*What you should do*: Extract all lines containing "using".

--- START Data supplied ---

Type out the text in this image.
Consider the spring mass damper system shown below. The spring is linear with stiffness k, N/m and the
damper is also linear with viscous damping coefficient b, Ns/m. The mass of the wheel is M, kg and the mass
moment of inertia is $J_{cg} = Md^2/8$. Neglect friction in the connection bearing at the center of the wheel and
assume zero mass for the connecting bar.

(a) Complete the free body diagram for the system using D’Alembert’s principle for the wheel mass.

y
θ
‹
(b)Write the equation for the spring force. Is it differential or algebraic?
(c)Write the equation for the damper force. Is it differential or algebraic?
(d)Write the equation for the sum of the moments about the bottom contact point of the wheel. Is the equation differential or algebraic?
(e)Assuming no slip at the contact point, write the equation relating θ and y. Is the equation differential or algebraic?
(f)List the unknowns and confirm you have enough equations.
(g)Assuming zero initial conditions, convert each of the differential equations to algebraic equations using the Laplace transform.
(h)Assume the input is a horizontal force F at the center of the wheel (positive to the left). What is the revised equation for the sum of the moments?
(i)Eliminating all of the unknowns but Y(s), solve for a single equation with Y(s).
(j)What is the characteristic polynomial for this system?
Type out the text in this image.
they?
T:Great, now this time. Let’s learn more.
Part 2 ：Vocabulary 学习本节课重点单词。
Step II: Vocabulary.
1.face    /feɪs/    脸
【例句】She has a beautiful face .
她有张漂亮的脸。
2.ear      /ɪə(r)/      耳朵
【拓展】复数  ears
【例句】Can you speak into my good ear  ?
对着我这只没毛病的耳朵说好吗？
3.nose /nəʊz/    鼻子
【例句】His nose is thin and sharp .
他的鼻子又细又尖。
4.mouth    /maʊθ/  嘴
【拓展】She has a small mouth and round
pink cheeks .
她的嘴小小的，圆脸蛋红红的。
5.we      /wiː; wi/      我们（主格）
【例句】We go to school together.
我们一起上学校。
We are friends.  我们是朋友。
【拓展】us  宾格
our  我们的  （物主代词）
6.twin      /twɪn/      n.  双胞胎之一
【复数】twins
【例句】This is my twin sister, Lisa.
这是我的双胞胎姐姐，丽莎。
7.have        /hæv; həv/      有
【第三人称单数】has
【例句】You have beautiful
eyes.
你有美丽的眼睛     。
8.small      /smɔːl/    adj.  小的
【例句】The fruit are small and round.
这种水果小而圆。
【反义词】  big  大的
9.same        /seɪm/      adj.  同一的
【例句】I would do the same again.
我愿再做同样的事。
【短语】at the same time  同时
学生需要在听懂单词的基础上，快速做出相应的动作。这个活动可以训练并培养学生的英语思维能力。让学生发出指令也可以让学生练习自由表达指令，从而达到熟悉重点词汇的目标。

--- END Data supplied ---

*Response to the task*:
(a) Complete the free body diagram for the system using D’Alembert’s principle for the wheel mass.
(g)Assuming zero initial conditions, convert each of the differential equations to algebraic equations using the Laplace transform.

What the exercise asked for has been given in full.